■ **Aim**: Scan the entries below and extract each line with the word "Процентное" in it.

A run of records
•••••
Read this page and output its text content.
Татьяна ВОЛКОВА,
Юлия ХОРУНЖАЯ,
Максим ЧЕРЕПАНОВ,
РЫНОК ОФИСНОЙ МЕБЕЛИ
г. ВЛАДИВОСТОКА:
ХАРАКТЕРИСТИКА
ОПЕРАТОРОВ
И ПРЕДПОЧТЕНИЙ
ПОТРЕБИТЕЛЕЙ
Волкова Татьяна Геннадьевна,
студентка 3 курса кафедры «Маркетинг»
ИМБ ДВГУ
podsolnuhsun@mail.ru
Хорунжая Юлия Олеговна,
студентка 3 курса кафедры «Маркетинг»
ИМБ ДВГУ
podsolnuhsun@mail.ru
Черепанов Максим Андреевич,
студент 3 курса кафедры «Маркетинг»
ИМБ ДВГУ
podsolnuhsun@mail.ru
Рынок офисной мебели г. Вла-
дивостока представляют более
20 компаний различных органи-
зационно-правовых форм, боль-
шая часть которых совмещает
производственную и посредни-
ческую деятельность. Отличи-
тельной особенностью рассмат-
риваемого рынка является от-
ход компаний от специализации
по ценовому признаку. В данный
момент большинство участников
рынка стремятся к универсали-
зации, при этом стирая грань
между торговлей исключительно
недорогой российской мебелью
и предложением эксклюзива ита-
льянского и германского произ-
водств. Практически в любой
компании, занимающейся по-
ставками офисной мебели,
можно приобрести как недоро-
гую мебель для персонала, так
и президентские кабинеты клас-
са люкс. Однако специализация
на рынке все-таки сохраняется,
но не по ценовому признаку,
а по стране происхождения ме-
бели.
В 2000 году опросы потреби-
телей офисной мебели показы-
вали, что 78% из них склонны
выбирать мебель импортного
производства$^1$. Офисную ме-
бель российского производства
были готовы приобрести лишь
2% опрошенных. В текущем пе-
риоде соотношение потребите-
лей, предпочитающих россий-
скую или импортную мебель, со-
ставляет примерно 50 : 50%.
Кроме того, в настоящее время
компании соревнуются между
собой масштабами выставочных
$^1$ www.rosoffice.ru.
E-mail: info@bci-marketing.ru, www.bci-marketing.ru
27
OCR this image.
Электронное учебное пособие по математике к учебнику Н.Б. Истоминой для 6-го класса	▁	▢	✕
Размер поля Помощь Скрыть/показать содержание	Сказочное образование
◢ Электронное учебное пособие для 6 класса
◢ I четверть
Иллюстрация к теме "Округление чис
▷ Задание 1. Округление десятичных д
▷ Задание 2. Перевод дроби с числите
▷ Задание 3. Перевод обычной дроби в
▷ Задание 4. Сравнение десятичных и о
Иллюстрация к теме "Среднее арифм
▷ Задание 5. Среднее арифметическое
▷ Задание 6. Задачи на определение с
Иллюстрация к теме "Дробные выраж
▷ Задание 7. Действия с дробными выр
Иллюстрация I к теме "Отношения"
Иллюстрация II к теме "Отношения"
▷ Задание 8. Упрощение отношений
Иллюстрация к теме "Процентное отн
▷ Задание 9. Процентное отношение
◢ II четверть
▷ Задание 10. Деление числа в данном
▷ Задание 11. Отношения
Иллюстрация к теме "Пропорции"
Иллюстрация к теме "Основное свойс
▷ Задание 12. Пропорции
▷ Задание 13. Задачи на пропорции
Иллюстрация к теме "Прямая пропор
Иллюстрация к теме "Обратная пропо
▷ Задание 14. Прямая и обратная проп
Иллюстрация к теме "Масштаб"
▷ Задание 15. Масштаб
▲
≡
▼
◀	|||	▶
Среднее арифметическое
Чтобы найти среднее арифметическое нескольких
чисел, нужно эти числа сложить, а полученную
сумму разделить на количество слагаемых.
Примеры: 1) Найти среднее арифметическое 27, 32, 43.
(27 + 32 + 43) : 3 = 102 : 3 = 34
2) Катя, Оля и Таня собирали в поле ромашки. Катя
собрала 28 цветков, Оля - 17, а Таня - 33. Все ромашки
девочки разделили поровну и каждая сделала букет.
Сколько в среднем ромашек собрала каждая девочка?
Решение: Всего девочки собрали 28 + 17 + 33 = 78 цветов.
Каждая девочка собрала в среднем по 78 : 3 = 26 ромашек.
•••••
■ **Complete answer**:
Иллюстрация к теме "Процентное отн
▷ Задание 9. Процентное отношение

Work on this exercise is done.